* Exercise details: Repeat the following lines exactly and nothing else: the line containing "Read out every word on this page." and each line after it through the end of the listing.

** Start of Data supplied **

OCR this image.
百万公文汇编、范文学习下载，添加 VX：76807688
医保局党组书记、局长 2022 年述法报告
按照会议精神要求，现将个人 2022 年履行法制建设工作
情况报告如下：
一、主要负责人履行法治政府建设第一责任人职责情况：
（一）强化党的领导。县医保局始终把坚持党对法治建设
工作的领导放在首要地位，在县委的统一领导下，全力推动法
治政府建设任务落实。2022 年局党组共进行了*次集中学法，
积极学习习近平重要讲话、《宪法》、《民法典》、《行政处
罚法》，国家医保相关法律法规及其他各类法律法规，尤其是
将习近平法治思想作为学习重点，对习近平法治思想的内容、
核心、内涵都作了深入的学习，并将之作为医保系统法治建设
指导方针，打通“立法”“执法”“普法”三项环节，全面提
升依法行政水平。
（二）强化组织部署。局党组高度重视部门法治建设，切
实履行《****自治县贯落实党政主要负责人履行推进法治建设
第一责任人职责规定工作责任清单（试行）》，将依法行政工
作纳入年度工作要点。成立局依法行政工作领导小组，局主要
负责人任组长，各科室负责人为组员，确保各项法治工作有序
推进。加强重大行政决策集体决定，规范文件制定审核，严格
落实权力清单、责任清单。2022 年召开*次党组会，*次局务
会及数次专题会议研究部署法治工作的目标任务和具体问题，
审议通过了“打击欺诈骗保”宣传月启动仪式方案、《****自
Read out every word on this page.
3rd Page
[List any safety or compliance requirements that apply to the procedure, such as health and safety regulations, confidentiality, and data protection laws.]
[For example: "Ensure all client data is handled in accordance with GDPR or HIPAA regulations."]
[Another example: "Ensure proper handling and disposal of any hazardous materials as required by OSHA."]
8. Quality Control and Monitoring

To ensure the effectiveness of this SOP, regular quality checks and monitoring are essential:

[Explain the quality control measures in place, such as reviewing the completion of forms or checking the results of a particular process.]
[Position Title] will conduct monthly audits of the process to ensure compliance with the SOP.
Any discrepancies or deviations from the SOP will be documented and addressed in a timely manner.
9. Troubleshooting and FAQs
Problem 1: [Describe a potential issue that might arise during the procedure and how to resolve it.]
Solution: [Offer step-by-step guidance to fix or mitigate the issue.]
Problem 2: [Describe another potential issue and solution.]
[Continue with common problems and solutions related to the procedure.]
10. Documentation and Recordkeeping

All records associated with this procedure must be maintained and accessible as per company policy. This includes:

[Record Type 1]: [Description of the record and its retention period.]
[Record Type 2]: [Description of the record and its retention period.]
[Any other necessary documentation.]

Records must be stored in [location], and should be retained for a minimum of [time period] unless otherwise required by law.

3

** End of Data supplied **

* Finished exercise:
Read out every word on this page.
3rd Page
[List any safety or compliance requirements that apply to the procedure, such as health and safety regulations, confidentiality, and data protection laws.]
[For example: "Ensure all client data is handled in accordance with GDPR or HIPAA regulations."]
[Another example: "Ensure proper handling and disposal of any hazardous materials as required by OSHA."]
8. Quality Control and Monitoring

To ensure the effectiveness of this SOP, regular quality checks and monitoring are essential:

[Explain the quality control measures in place, such as reviewing the completion of forms or checking the results of a particular process.]
[Position Title] will conduct monthly audits of the process to ensure compliance with the SOP.
Any discrepancies or deviations from the SOP will be documented and addressed in a timely manner.
9. Troubleshooting and FAQs
Problem 1: [Describe a potential issue that might arise during the procedure and how to resolve it.]
Solution: [Offer step-by-step guidance to fix or mitigate the issue.]
Problem 2: [Describe another potential issue and solution.]
[Continue with common problems and solutions related to the procedure.]
10. Documentation and Recordkeeping

All records associated with this procedure must be maintained and accessible as per company policy. This includes:

[Record Type 1]: [Description of the record and its retention period.]
[Record Type 2]: [Description of the record and its retention period.]
[Any other necessary documentation.]

Records must be stored in [location], and should be retained for a minimum of [time period] unless otherwise required by law.

3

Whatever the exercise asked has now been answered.